■ Seçilen Metin ■
Emsal Mahkeme Kararı Ankara Bölge Adliye Mahkemesi 26. Hukuk Dairesi 2019/1484 E. 2021/1949 K. 04.11.2021 T.

Görüntülediğiniz mahkeme kararı kesinleşmiş bir karardır.

T.C. ANKARA BÖLGE ADLİYE MAHKEMESİ
26. HUKUK DAİRESİ

T.C.
ANKARA
BÖLGE ADLİYE MAHKEMESİ
26. HUKUK DAİRESİ

….

T Ü R K M İ L L E T İ A D I N A
K A R A R

BAŞKAN : … (…)
ÜYE : … (…)
ÜYE : … (…)
KATİP : … (…)

İNCELENEN KARARIN
MAHKEMESİ : ANKARA 5. ASLİYE TİCARET MAHKEMESİ
TARİHİ : 20/02/2019
NUMARASI …

DAVANIN KONUSU : Tazminat ( Cismani Zarar Sebebiyle Açılan Tazminat)

KARAR TARİHİ : 04/11/2021
GEREKÇELİ KARAR
YAZILMA TARİHİ : 07/12/2021

Mahalli mahkemesince verilen karara karşı davacı vekili ve davalı vekili tarafından süresi içinde istinaf kanun yoluna başvurulmuş olup, başvuru şartlarının yerine getirildiği dosya üzerinde yapılan ön inceleme ile anlaşılmakla yapılan istinaf incelemesi sonunda;
TARAFLARIN İDDİA VE SAVUNMALARI
Davacı vekili dava dilekçesinde; 03/11/2016 tarihinde meydana gelen kazada, davalı … şirketince sigortalı olan, … yönetimindeki araç ile müvekkilinin yolcu olarak içinde bulunduğu …’ın yönetimindeki aracın çarpışması sonucunda yaralamalı ölümlü trafik kazası meydana geldiğini, kazanın oluşumunda ceza soruşturması sırasında alınan bilirkişi raporuna göre davalıya sigortalı araç sürücüsünün asli kusurlu olduğunu, davalı …Ş tarafından müvekkiline 29/06/2017 tarihinde 13.144,97 TL ödeme yapıldığını, ancak bu ödemenin yetersiz olduğunu, müvekkilinin zararının daha fazla olduğunu ileri sürerek, fazlaya ilişkin haklar saklı tutarak, 100,00 TL geçici iş göremezlik, 100,00 TL sürekli iş göremezlik, 100,00 TL tedavi gideri ve 100,00 TL bakıcı gideri olmak üzere toplam 400,00 TL maddi tazminatın davalı … şirketine başvuru tarihinden itibaren işleyecek yasal faizi ile birlikte davalıdan tahsiline karar verilmesini istemiştir.
Davacı vekili 26/12/2018 tarihli talep artırım dilekçesi ile; fazlaya ilişkin haklarını saklı tutarak geçici iş göremezlik talebini 9.618,72 TL olarak, sürekli iş görmezlik talebini 16.853,48 TL olarak belirlemiştir.

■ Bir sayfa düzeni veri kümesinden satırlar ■
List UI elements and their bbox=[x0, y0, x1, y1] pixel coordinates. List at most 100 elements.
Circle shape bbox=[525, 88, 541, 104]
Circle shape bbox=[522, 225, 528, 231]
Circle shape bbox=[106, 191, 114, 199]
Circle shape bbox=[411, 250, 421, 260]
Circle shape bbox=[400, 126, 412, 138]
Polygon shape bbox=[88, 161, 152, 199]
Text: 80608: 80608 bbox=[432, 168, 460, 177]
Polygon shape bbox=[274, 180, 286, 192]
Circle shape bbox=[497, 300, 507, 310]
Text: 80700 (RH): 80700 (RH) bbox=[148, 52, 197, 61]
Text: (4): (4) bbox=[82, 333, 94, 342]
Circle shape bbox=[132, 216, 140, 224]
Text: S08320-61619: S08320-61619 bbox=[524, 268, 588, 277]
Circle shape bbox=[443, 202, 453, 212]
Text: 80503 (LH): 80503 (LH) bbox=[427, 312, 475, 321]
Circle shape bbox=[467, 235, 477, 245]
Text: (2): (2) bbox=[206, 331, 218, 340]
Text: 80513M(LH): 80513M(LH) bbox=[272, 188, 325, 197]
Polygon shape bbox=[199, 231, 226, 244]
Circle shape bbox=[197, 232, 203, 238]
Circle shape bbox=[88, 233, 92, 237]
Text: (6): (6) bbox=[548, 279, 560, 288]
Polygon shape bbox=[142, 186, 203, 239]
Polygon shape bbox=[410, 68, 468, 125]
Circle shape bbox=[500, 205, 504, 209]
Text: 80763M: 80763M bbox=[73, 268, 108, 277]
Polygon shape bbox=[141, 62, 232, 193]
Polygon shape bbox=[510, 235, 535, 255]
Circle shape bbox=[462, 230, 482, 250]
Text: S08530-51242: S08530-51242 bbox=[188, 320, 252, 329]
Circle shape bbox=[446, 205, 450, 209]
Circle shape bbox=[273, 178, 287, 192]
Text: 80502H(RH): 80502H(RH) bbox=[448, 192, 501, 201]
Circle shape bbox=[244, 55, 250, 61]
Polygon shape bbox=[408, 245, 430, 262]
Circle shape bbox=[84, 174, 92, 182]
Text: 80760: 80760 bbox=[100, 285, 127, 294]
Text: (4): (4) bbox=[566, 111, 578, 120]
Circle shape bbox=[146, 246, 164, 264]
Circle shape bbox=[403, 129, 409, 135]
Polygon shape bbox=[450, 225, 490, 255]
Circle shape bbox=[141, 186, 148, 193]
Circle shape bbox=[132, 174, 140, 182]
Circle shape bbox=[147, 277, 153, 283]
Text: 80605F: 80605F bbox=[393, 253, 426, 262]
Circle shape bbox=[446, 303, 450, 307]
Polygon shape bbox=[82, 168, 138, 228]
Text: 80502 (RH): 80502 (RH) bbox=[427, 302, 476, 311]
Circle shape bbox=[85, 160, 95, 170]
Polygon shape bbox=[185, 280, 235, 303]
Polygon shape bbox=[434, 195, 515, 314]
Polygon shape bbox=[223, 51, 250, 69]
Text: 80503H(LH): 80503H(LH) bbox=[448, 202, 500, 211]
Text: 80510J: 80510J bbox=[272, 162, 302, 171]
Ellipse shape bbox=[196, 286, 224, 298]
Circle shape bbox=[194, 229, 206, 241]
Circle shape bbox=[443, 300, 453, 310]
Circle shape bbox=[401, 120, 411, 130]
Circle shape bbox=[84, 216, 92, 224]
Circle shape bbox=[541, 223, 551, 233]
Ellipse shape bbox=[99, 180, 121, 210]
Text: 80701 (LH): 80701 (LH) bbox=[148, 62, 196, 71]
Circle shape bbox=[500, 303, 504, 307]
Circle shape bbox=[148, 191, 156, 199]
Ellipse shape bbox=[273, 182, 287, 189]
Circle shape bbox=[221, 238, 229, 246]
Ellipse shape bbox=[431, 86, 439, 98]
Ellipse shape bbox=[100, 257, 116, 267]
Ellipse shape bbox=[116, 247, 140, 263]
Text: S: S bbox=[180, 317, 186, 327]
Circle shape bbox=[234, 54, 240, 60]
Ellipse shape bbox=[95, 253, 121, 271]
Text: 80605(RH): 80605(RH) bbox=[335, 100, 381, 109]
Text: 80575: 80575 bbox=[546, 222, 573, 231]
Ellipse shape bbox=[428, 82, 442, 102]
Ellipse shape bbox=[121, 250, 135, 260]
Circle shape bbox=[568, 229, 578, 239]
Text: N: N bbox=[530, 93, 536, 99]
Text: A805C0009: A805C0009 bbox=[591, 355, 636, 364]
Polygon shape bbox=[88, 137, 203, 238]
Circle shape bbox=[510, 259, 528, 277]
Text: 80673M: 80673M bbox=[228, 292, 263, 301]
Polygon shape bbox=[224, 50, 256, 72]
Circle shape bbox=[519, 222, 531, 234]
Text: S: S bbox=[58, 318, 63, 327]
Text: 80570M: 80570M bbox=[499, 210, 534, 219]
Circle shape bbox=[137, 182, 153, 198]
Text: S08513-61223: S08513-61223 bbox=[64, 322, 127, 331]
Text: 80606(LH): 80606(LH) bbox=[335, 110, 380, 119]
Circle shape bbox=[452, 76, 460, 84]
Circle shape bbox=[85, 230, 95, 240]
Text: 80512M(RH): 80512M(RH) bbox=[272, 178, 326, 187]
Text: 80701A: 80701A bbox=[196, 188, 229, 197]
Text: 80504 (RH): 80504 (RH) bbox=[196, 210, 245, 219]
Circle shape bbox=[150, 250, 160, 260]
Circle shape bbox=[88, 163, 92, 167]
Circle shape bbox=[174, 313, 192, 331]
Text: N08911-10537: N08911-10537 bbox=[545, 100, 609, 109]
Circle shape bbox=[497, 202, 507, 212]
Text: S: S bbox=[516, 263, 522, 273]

■ Alıştırmanın Amacı ■
Mahkeme kararı metninden "İNCELENEN KARARIN" ile "Sebebiyle Açılan Tazminat)" arasında kalan bölümü, her iki uç da dahil olmak üzere, hiçbir değişiklik yapmadan çıkarın.

■ Doğru Cevap ■
İNCELENEN KARARIN
MAHKEMESİ : ANKARA 5. ASLİYE TİCARET MAHKEMESİ
TARİHİ : 20/02/2019
NUMARASI …

DAVANIN KONUSU : Tazminat ( Cismani Zarar Sebebiyle Açılan Tazminat)